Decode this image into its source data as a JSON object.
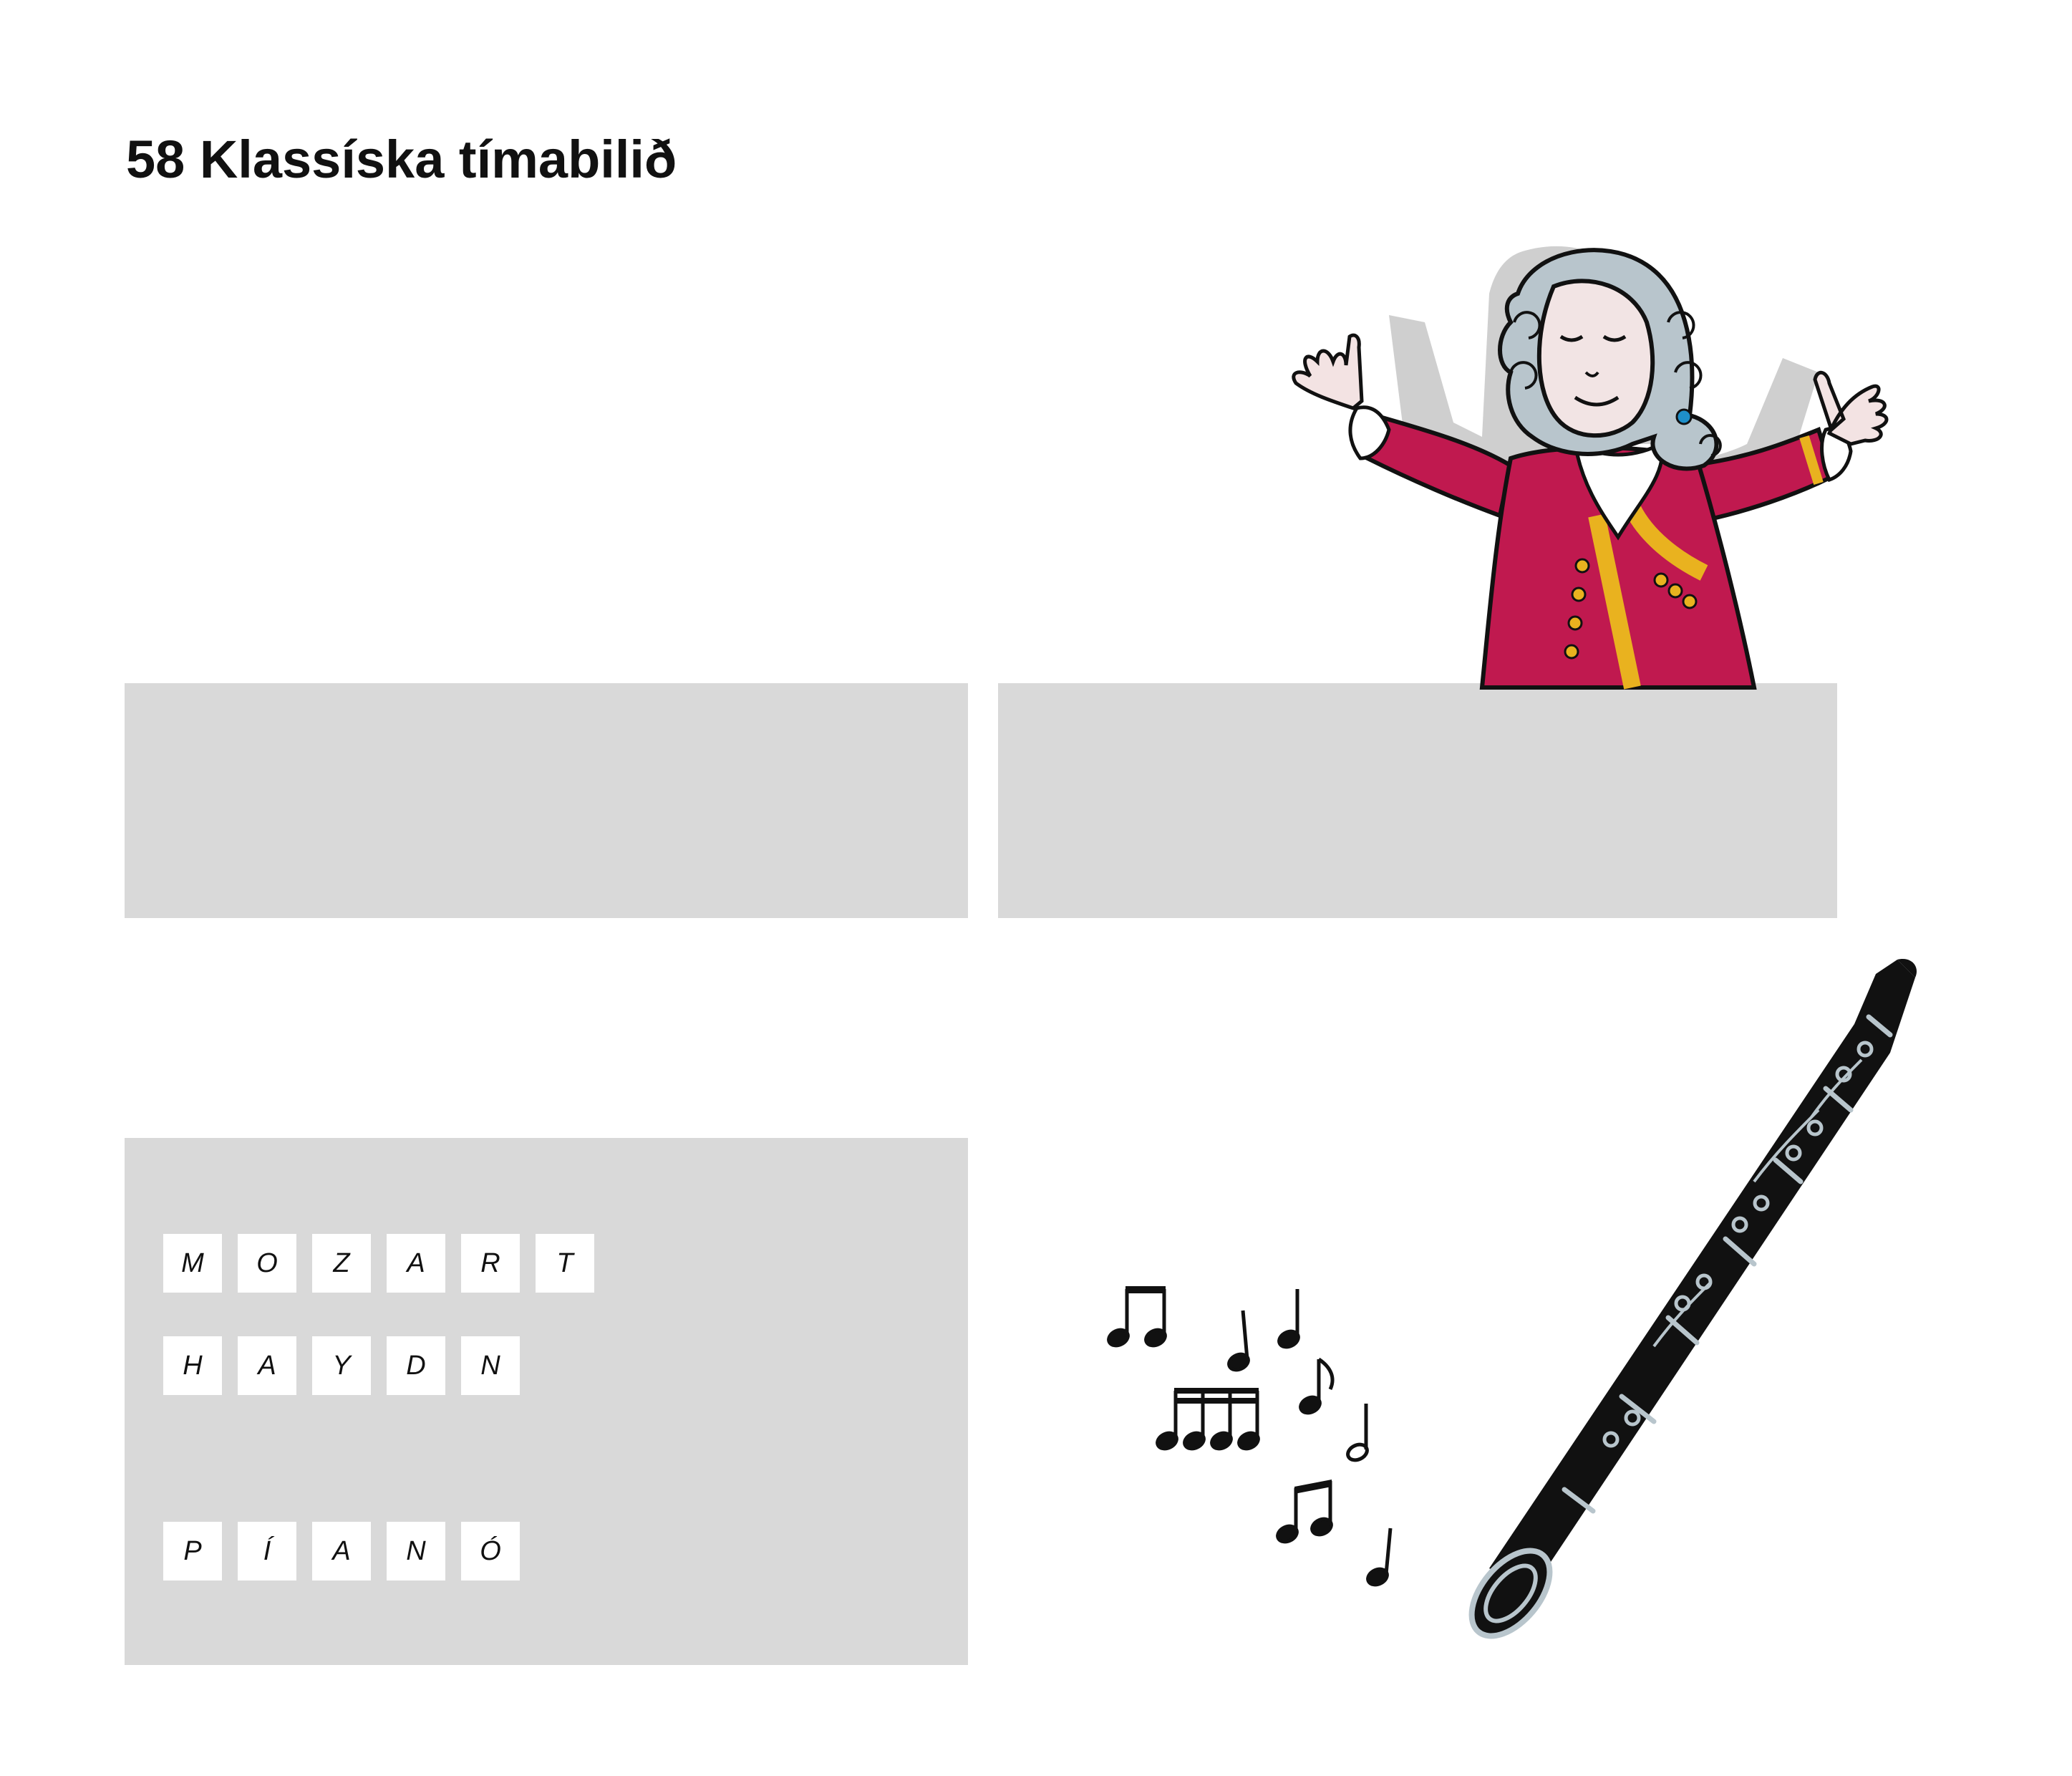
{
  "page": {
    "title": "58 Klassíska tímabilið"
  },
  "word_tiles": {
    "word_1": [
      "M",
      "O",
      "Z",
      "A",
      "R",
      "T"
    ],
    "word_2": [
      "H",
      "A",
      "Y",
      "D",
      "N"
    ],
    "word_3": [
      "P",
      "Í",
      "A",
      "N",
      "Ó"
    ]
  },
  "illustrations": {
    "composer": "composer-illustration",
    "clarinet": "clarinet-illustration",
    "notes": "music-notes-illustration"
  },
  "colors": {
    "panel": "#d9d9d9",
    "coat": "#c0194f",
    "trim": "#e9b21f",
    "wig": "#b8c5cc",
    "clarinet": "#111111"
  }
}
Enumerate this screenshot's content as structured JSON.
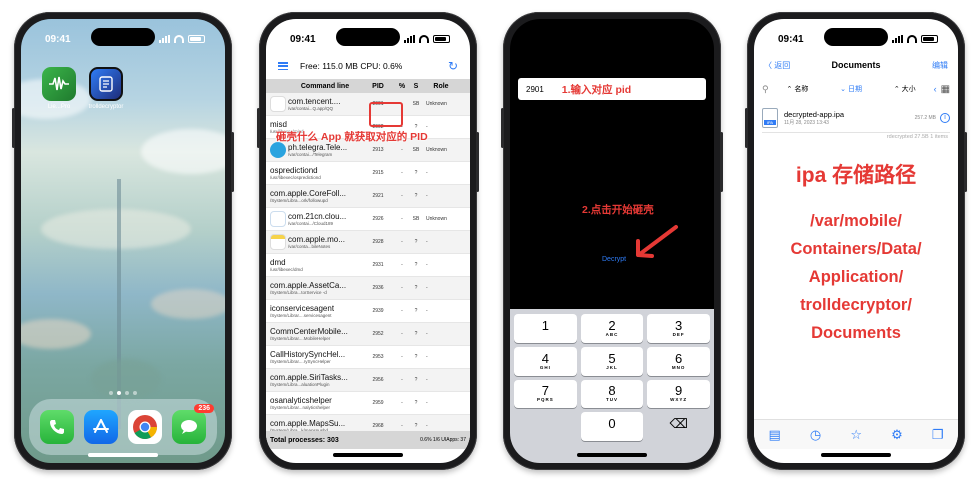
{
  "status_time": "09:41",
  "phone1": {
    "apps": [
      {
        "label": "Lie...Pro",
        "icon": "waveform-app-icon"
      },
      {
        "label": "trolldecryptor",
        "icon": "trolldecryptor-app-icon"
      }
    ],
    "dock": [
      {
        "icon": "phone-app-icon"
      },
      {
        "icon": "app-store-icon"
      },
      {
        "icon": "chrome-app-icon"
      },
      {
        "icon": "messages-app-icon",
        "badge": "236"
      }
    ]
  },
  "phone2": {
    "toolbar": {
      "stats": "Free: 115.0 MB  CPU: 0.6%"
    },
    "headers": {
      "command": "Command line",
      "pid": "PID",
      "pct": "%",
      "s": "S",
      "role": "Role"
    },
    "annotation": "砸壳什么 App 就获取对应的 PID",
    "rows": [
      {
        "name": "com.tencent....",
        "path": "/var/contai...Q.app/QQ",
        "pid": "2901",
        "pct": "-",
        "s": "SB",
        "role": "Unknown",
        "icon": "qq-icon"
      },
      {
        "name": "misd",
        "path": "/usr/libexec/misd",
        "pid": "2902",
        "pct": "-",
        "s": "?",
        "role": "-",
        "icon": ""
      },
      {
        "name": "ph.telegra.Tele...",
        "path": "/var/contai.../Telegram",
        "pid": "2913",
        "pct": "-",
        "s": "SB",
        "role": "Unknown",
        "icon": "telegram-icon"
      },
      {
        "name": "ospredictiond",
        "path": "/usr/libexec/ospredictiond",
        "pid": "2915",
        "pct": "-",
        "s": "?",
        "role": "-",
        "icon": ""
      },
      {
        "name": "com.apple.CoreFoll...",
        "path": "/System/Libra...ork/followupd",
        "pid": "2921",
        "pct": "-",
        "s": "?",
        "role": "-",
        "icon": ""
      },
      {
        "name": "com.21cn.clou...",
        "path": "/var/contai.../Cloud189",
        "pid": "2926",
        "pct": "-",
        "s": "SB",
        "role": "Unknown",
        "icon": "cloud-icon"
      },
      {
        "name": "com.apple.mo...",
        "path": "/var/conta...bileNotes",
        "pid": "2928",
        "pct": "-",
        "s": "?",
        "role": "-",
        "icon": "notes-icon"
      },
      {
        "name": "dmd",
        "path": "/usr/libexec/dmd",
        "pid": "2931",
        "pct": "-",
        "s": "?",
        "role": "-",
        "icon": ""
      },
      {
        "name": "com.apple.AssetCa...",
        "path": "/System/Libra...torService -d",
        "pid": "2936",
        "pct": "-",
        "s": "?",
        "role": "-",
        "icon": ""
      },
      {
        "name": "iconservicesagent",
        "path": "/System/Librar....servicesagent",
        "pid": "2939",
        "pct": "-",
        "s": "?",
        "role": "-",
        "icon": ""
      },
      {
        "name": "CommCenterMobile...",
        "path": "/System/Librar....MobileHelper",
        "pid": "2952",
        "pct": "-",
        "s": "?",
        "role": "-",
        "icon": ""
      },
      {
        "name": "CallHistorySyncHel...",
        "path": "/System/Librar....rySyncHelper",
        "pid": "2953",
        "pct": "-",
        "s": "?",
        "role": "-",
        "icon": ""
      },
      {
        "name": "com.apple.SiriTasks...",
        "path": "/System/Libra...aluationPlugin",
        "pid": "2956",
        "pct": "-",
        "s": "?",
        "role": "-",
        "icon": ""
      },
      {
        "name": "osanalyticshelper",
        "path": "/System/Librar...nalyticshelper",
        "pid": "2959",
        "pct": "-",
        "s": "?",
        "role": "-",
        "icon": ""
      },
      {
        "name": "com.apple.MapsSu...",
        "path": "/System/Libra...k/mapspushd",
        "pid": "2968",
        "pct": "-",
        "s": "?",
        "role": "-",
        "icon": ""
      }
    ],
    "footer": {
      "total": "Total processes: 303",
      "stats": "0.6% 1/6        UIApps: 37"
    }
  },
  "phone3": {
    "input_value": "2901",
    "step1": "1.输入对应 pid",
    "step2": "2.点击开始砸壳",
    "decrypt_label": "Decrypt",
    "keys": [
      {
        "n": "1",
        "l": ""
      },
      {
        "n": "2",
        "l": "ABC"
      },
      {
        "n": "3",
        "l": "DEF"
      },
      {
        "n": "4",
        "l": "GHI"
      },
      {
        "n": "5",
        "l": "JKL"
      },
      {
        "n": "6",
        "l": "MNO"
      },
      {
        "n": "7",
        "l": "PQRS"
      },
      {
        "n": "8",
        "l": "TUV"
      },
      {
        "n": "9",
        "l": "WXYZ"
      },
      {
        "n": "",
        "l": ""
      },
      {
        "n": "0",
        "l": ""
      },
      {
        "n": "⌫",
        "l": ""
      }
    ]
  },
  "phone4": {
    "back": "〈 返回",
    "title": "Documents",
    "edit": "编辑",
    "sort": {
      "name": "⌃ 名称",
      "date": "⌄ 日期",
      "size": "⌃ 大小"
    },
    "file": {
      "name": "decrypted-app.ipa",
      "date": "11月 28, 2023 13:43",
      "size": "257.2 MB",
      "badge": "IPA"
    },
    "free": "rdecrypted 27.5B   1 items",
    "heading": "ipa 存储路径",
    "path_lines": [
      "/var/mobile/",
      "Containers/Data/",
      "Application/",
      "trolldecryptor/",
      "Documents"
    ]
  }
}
***
Reproduce the data verbatim. Do not carry any picture into the copy.

◆ THE OUTPUT:
Decode this image into its source data as a JSON object.
{
  "page": {
    "title": "58 Klassíska tímabilið"
  },
  "word_tiles": {
    "word_1": [
      "M",
      "O",
      "Z",
      "A",
      "R",
      "T"
    ],
    "word_2": [
      "H",
      "A",
      "Y",
      "D",
      "N"
    ],
    "word_3": [
      "P",
      "Í",
      "A",
      "N",
      "Ó"
    ]
  },
  "illustrations": {
    "composer": "composer-illustration",
    "clarinet": "clarinet-illustration",
    "notes": "music-notes-illustration"
  },
  "colors": {
    "panel": "#d9d9d9",
    "coat": "#c0194f",
    "trim": "#e9b21f",
    "wig": "#b8c5cc",
    "clarinet": "#111111"
  }
}
Enumerate this screenshot's content as structured JSON.
{
  "status_time": "09:41",
  "phone1": {
    "apps": [
      {
        "label": "Lie...Pro",
        "icon": "waveform-app-icon"
      },
      {
        "label": "trolldecryptor",
        "icon": "trolldecryptor-app-icon"
      }
    ],
    "dock": [
      {
        "icon": "phone-app-icon"
      },
      {
        "icon": "app-store-icon"
      },
      {
        "icon": "chrome-app-icon"
      },
      {
        "icon": "messages-app-icon",
        "badge": "236"
      }
    ]
  },
  "phone2": {
    "toolbar": {
      "stats": "Free: 115.0 MB  CPU: 0.6%"
    },
    "headers": {
      "command": "Command line",
      "pid": "PID",
      "pct": "%",
      "s": "S",
      "role": "Role"
    },
    "annotation": "砸壳什么 App 就获取对应的 PID",
    "rows": [
      {
        "name": "com.tencent....",
        "path": "/var/contai...Q.app/QQ",
        "pid": "2901",
        "pct": "-",
        "s": "SB",
        "role": "Unknown",
        "icon": "qq-icon"
      },
      {
        "name": "misd",
        "path": "/usr/libexec/misd",
        "pid": "2902",
        "pct": "-",
        "s": "?",
        "role": "-",
        "icon": ""
      },
      {
        "name": "ph.telegra.Tele...",
        "path": "/var/contai.../Telegram",
        "pid": "2913",
        "pct": "-",
        "s": "SB",
        "role": "Unknown",
        "icon": "telegram-icon"
      },
      {
        "name": "ospredictiond",
        "path": "/usr/libexec/ospredictiond",
        "pid": "2915",
        "pct": "-",
        "s": "?",
        "role": "-",
        "icon": ""
      },
      {
        "name": "com.apple.CoreFoll...",
        "path": "/System/Libra...ork/followupd",
        "pid": "2921",
        "pct": "-",
        "s": "?",
        "role": "-",
        "icon": ""
      },
      {
        "name": "com.21cn.clou...",
        "path": "/var/contai.../Cloud189",
        "pid": "2926",
        "pct": "-",
        "s": "SB",
        "role": "Unknown",
        "icon": "cloud-icon"
      },
      {
        "name": "com.apple.mo...",
        "path": "/var/conta...bileNotes",
        "pid": "2928",
        "pct": "-",
        "s": "?",
        "role": "-",
        "icon": "notes-icon"
      },
      {
        "name": "dmd",
        "path": "/usr/libexec/dmd",
        "pid": "2931",
        "pct": "-",
        "s": "?",
        "role": "-",
        "icon": ""
      },
      {
        "name": "com.apple.AssetCa...",
        "path": "/System/Libra...torService -d",
        "pid": "2936",
        "pct": "-",
        "s": "?",
        "role": "-",
        "icon": ""
      },
      {
        "name": "iconservicesagent",
        "path": "/System/Librar....servicesagent",
        "pid": "2939",
        "pct": "-",
        "s": "?",
        "role": "-",
        "icon": ""
      },
      {
        "name": "CommCenterMobile...",
        "path": "/System/Librar....MobileHelper",
        "pid": "2952",
        "pct": "-",
        "s": "?",
        "role": "-",
        "icon": ""
      },
      {
        "name": "CallHistorySyncHel...",
        "path": "/System/Librar....rySyncHelper",
        "pid": "2953",
        "pct": "-",
        "s": "?",
        "role": "-",
        "icon": ""
      },
      {
        "name": "com.apple.SiriTasks...",
        "path": "/System/Libra...aluationPlugin",
        "pid": "2956",
        "pct": "-",
        "s": "?",
        "role": "-",
        "icon": ""
      },
      {
        "name": "osanalyticshelper",
        "path": "/System/Librar...nalyticshelper",
        "pid": "2959",
        "pct": "-",
        "s": "?",
        "role": "-",
        "icon": ""
      },
      {
        "name": "com.apple.MapsSu...",
        "path": "/System/Libra...k/mapspushd",
        "pid": "2968",
        "pct": "-",
        "s": "?",
        "role": "-",
        "icon": ""
      }
    ],
    "footer": {
      "total": "Total processes: 303",
      "stats": "0.6% 1/6        UIApps: 37"
    }
  },
  "phone3": {
    "input_value": "2901",
    "step1": "1.输入对应 pid",
    "step2": "2.点击开始砸壳",
    "decrypt_label": "Decrypt",
    "keys": [
      {
        "n": "1",
        "l": ""
      },
      {
        "n": "2",
        "l": "ABC"
      },
      {
        "n": "3",
        "l": "DEF"
      },
      {
        "n": "4",
        "l": "GHI"
      },
      {
        "n": "5",
        "l": "JKL"
      },
      {
        "n": "6",
        "l": "MNO"
      },
      {
        "n": "7",
        "l": "PQRS"
      },
      {
        "n": "8",
        "l": "TUV"
      },
      {
        "n": "9",
        "l": "WXYZ"
      },
      {
        "n": "",
        "l": ""
      },
      {
        "n": "0",
        "l": ""
      },
      {
        "n": "⌫",
        "l": ""
      }
    ]
  },
  "phone4": {
    "back": "〈 返回",
    "title": "Documents",
    "edit": "编辑",
    "sort": {
      "name": "⌃ 名称",
      "date": "⌄ 日期",
      "size": "⌃ 大小"
    },
    "file": {
      "name": "decrypted-app.ipa",
      "date": "11月 28, 2023 13:43",
      "size": "257.2 MB",
      "badge": "IPA"
    },
    "free": "rdecrypted 27.5B   1 items",
    "heading": "ipa 存储路径",
    "path_lines": [
      "/var/mobile/",
      "Containers/Data/",
      "Application/",
      "trolldecryptor/",
      "Documents"
    ]
  }
}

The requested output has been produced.